# Given request
Return the records, each one exactly as written.

# Extracted material
________________________________________
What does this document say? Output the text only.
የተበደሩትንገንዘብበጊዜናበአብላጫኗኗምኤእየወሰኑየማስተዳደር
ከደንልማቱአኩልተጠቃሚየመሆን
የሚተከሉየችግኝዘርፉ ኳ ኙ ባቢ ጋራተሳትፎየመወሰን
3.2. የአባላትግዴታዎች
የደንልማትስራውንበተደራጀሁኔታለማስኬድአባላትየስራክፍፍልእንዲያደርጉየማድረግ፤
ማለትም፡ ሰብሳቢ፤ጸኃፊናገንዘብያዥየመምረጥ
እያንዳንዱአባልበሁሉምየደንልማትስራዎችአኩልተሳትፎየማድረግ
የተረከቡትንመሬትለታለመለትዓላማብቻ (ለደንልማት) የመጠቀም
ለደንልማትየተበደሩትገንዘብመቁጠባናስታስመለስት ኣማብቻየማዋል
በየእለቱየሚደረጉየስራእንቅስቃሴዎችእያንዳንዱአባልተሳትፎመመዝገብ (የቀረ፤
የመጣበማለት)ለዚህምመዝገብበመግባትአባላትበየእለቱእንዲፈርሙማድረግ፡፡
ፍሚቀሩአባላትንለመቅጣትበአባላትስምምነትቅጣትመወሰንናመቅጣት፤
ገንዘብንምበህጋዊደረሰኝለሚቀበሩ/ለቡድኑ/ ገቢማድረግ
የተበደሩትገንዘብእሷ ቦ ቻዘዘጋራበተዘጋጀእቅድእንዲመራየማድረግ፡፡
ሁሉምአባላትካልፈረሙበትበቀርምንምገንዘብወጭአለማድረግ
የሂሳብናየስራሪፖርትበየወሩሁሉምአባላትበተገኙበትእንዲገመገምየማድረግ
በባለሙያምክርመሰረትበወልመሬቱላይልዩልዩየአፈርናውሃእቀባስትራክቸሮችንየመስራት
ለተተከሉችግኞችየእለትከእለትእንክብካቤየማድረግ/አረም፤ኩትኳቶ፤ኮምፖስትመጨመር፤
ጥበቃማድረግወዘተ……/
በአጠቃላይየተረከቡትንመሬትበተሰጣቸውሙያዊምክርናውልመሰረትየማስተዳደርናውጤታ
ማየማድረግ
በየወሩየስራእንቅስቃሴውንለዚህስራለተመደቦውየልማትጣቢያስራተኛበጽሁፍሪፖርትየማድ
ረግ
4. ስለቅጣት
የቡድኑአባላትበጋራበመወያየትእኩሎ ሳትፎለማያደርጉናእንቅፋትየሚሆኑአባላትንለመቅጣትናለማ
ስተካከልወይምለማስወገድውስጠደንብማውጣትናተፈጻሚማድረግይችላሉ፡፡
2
________________________________________
# Result of this task
What does this document say? Output the text only.
የተበደሩትንገንዘብበጊዜናበአብላጫኗኗምኤእየወሰኑየማስተዳደር
ከደንልማቱአኩልተጠቃሚየመሆን
የሚተከሉየችግኝዘርፉ ኳ ኙ ባቢ ጋራተሳትፎየመወሰን
3.2. የአባላትግዴታዎች
የደንልማትስራውንበተደራጀሁኔታለማስኬድአባላትየስራክፍፍልእንዲያደርጉየማድረግ፤
ማለትም፡ ሰብሳቢ፤ጸኃፊናገንዘብያዥየመምረጥ
እያንዳንዱአባልበሁሉምየደንልማትስራዎችአኩልተሳትፎየማድረግ
የተረከቡትንመሬትለታለመለትዓላማብቻ (ለደንልማት) የመጠቀም
ለደንልማትየተበደሩትገንዘብመቁጠባናስታስመለስት ኣማብቻየማዋል
በየእለቱየሚደረጉየስራእንቅስቃሴዎችእያንዳንዱአባልተሳትፎመመዝገብ (የቀረ፤
የመጣበማለት)ለዚህምመዝገብበመግባትአባላትበየእለቱእንዲፈርሙማድረግ፡፡
ፍሚቀሩአባላትንለመቅጣትበአባላትስምምነትቅጣትመወሰንናመቅጣት፤
ገንዘብንምበህጋዊደረሰኝለሚቀበሩ/ለቡድኑ/ ገቢማድረግ
የተበደሩትገንዘብእሷ ቦ ቻዘዘጋራበተዘጋጀእቅድእንዲመራየማድረግ፡፡
ሁሉምአባላትካልፈረሙበትበቀርምንምገንዘብወጭአለማድረግ
የሂሳብናየስራሪፖርትበየወሩሁሉምአባላትበተገኙበትእንዲገመገምየማድረግ
በባለሙያምክርመሰረትበወልመሬቱላይልዩልዩየአፈርናውሃእቀባስትራክቸሮችንየመስራት
ለተተከሉችግኞችየእለትከእለትእንክብካቤየማድረግ/አረም፤ኩትኳቶ፤ኮምፖስትመጨመር፤
ጥበቃማድረግወዘተ……/
በአጠቃላይየተረከቡትንመሬትበተሰጣቸውሙያዊምክርናውልመሰረትየማስተዳደርናውጤታ
ማየማድረግ
በየወሩየስራእንቅስቃሴውንለዚህስራለተመደቦውየልማትጣቢያስራተኛበጽሁፍሪፖርትየማድ
ረግ
4. ስለቅጣት
የቡድኑአባላትበጋራበመወያየትእኩሎ ሳትፎለማያደርጉናእንቅፋትየሚሆኑአባላትንለመቅጣትናለማ
ስተካከልወይምለማስወገድውስጠደንብማውጣትናተፈጻሚማድረግይችላሉ፡፡
2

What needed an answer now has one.